Dataset rows about figures
-- begin --

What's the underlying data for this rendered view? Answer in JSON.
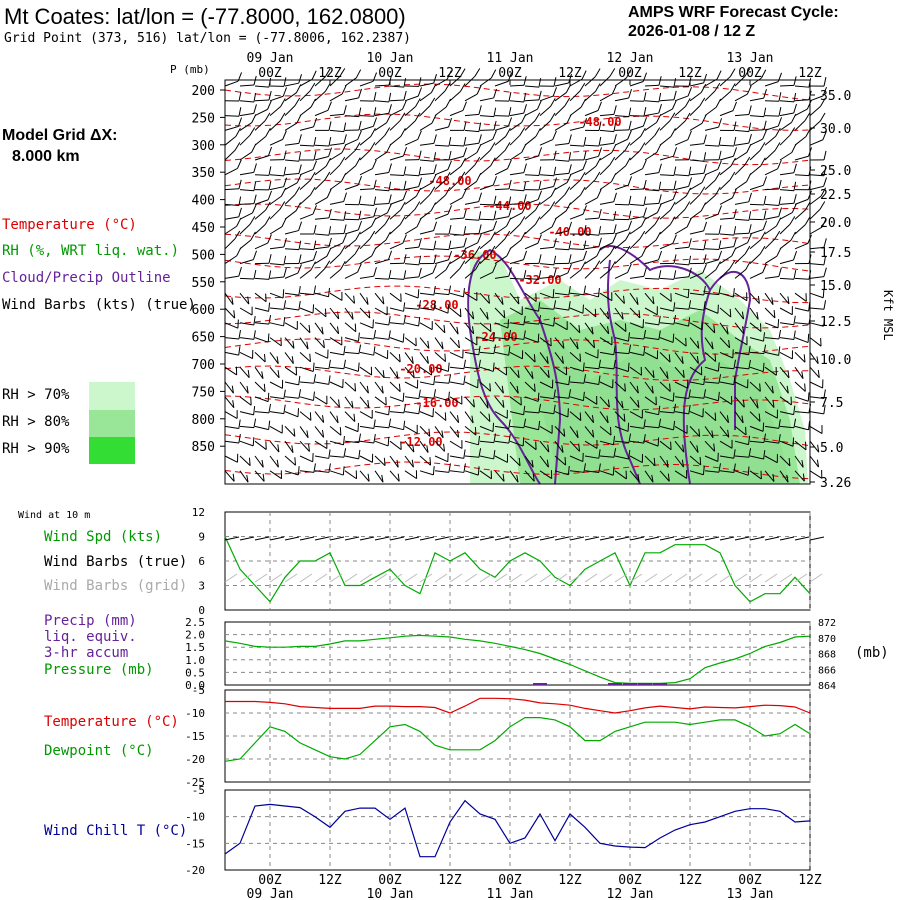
{
  "header": {
    "title": "Mt Coates:  lat/lon = (-77.8000, 162.0800)",
    "grid_point": "Grid Point (373, 516) lat/lon = (-77.8006, 162.2387)",
    "cycle_line1": "AMPS WRF Forecast Cycle:",
    "cycle_line2": "2026-01-08 / 12  Z"
  },
  "model_grid": {
    "label": "Model Grid ΔX:",
    "value": "8.000 km"
  },
  "legend": {
    "temperature": "Temperature (°C)",
    "rh": "RH (%, WRT liq. wat.)",
    "cloud": "Cloud/Precip Outline",
    "wind": "Wind Barbs (kts) (true)",
    "rh70": "RH > 70%",
    "rh80": "RH > 80%",
    "rh90": "RH > 90%"
  },
  "colors": {
    "temperature": "#dd0000",
    "rh_text": "#009900",
    "cloud": "#662299",
    "rh70": "#ccf7cc",
    "rh80": "#99e699",
    "rh90": "#33dd33",
    "wind_chill": "#000099",
    "grid": "#888888"
  },
  "time_axis": {
    "ticks": [
      "00Z",
      "12Z",
      "00Z",
      "12Z",
      "00Z",
      "12Z",
      "00Z",
      "12Z",
      "00Z",
      "12Z"
    ],
    "dates": [
      "09 Jan",
      "10 Jan",
      "11 Jan",
      "12 Jan",
      "13 Jan"
    ]
  },
  "pressure_axis": {
    "label": "P (mb)",
    "ticks": [
      "200",
      "250",
      "300",
      "350",
      "400",
      "450",
      "500",
      "550",
      "600",
      "650",
      "700",
      "750",
      "800",
      "850"
    ]
  },
  "height_axis": {
    "label": "Kft MSL",
    "ticks": [
      "35.0",
      "30.0",
      "25.0",
      "22.5",
      "20.0",
      "17.5",
      "15.0",
      "12.5",
      "10.0",
      "7.5",
      "5.0",
      "3.26"
    ]
  },
  "temp_labels": [
    "-48.00",
    "-48.00",
    "-44.00",
    "-40.00",
    "-36.00",
    "-32.00",
    "-28.00",
    "-24.00",
    "-20.00",
    "-16.00",
    "-12.00"
  ],
  "panel_wind": {
    "header": "Wind at 10 m",
    "spd": "Wind Spd (kts)",
    "barbs_true": "Wind Barbs (true)",
    "barbs_grid": "Wind Barbs (grid)",
    "yticks": [
      "12",
      "9",
      "6",
      "3",
      "0"
    ]
  },
  "panel_precip": {
    "precip": "Precip (mm)",
    "liq": "liq. equiv.",
    "accum": "3-hr accum",
    "pressure": "Pressure (mb)",
    "left_ticks": [
      "2.5",
      "2.0",
      "1.5",
      "1.0",
      "0.5",
      "0.0"
    ],
    "right_ticks": [
      "872",
      "870",
      "868",
      "866",
      "864"
    ],
    "unit": "(mb)"
  },
  "panel_temp": {
    "temperature": "Temperature (°C)",
    "dewpoint": "Dewpoint (°C)",
    "yticks": [
      "-5",
      "-10",
      "-15",
      "-20",
      "-25"
    ]
  },
  "panel_chill": {
    "label": "Wind Chill T (°C)",
    "yticks": [
      "-5",
      "-10",
      "-15",
      "-20"
    ]
  },
  "chart_data": [
    {
      "type": "line",
      "x": [
        0,
        1,
        2,
        3,
        4,
        5,
        6,
        7,
        8,
        9,
        10,
        11,
        12,
        13,
        14,
        15,
        16,
        17,
        18,
        19,
        20,
        21,
        22,
        23,
        24,
        25,
        26,
        27,
        28,
        29,
        30,
        31,
        32,
        33,
        34,
        35,
        36,
        37,
        38,
        39
      ],
      "series": [
        {
          "name": "Wind Spd (kts)",
          "values": [
            9,
            5,
            3,
            1,
            4,
            6,
            6,
            7,
            3,
            3,
            4,
            5,
            3,
            2,
            7,
            6,
            7,
            5,
            4,
            6,
            7,
            6,
            4,
            3,
            5,
            6,
            7,
            3,
            7,
            7,
            8,
            8,
            8,
            7,
            3,
            1,
            2,
            2,
            4,
            2
          ]
        }
      ],
      "ylim": [
        0,
        12
      ]
    },
    {
      "type": "line",
      "x": [
        0,
        1,
        2,
        3,
        4,
        5,
        6,
        7,
        8,
        9,
        10,
        11,
        12,
        13,
        14,
        15,
        16,
        17,
        18,
        19,
        20,
        21,
        22,
        23,
        24,
        25,
        26,
        27,
        28,
        29,
        30,
        31,
        32,
        33,
        34,
        35,
        36,
        37,
        38,
        39
      ],
      "series": [
        {
          "name": "Pressure (mb)",
          "values": [
            869.6,
            869.3,
            868.9,
            868.8,
            868.8,
            868.9,
            868.9,
            869.2,
            869.6,
            869.6,
            869.8,
            870.0,
            870.2,
            870.3,
            870.2,
            870.1,
            869.8,
            869.6,
            869.3,
            868.9,
            868.5,
            868.0,
            867.3,
            866.6,
            865.8,
            865.0,
            864.3,
            864.2,
            864.2,
            864.2,
            864.3,
            864.8,
            866.2,
            866.8,
            867.3,
            868.0,
            868.9,
            869.4,
            870.1,
            870.2
          ]
        }
      ],
      "precip": [
        0,
        0,
        0,
        0,
        0,
        0,
        0,
        0,
        0,
        0,
        0,
        0,
        0,
        0,
        0,
        0,
        0,
        0,
        0,
        0,
        0,
        0.02,
        0,
        0,
        0,
        0,
        0.02,
        0.02,
        0.02,
        0.02,
        0,
        0,
        0,
        0,
        0,
        0,
        0,
        0,
        0,
        0
      ],
      "ylim": [
        864,
        872
      ]
    },
    {
      "type": "line",
      "x": [
        0,
        1,
        2,
        3,
        4,
        5,
        6,
        7,
        8,
        9,
        10,
        11,
        12,
        13,
        14,
        15,
        16,
        17,
        18,
        19,
        20,
        21,
        22,
        23,
        24,
        25,
        26,
        27,
        28,
        29,
        30,
        31,
        32,
        33,
        34,
        35,
        36,
        37,
        38,
        39
      ],
      "series": [
        {
          "name": "Temperature (°C)",
          "values": [
            -7.5,
            -7.5,
            -7.5,
            -7.7,
            -8,
            -8.6,
            -8.8,
            -9,
            -9,
            -9,
            -8.5,
            -8.5,
            -8.6,
            -8.6,
            -8.8,
            -10,
            -8.5,
            -6.8,
            -6.8,
            -6.9,
            -7.2,
            -7.8,
            -8,
            -8.3,
            -9,
            -9.5,
            -10,
            -9.5,
            -8.9,
            -8.5,
            -8.8,
            -9.1,
            -8.7,
            -8.8,
            -8.9,
            -8.6,
            -8.3,
            -8.4,
            -8.7,
            -10
          ]
        },
        {
          "name": "Dewpoint (°C)",
          "values": [
            -20.5,
            -20,
            -16.5,
            -13,
            -14,
            -16.5,
            -18,
            -19.5,
            -20,
            -19,
            -16,
            -13,
            -12.5,
            -14,
            -17,
            -18,
            -18,
            -18,
            -16,
            -13,
            -11,
            -11,
            -11.5,
            -13,
            -16,
            -16,
            -14,
            -13,
            -12,
            -12,
            -12,
            -12.5,
            -12,
            -11.5,
            -11.5,
            -13,
            -15,
            -14.5,
            -12.5,
            -14.5
          ]
        }
      ],
      "ylim": [
        -25,
        -5
      ]
    },
    {
      "type": "line",
      "x": [
        0,
        1,
        2,
        3,
        4,
        5,
        6,
        7,
        8,
        9,
        10,
        11,
        12,
        13,
        14,
        15,
        16,
        17,
        18,
        19,
        20,
        21,
        22,
        23,
        24,
        25,
        26,
        27,
        28,
        29,
        30,
        31,
        32,
        33,
        34,
        35,
        36,
        37,
        38,
        39
      ],
      "series": [
        {
          "name": "Wind Chill T (°C)",
          "values": [
            -17,
            -15,
            -8,
            -7.7,
            -8,
            -8.3,
            -10,
            -12,
            -9,
            -8.4,
            -8.4,
            -10.5,
            -8.4,
            -17.5,
            -17.5,
            -11,
            -7,
            -9.5,
            -10.5,
            -15,
            -14,
            -9.5,
            -14.5,
            -9.5,
            -12,
            -15,
            -15.5,
            -15.7,
            -15.8,
            -14,
            -12.5,
            -11.5,
            -11,
            -10,
            -9,
            -8.5,
            -8.5,
            -9,
            -11,
            -10.8
          ]
        }
      ],
      "ylim": [
        -20,
        -5
      ]
    }
  ]
}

-- end --

### Work to be completed
Search the data for the word "Barbs" and copy each line where it appears.

### Exercise answer
    "wind": "Wind Barbs (kts) (true)",
    "barbs_true": "Wind Barbs (true)",
    "barbs_grid": "Wind Barbs (grid)",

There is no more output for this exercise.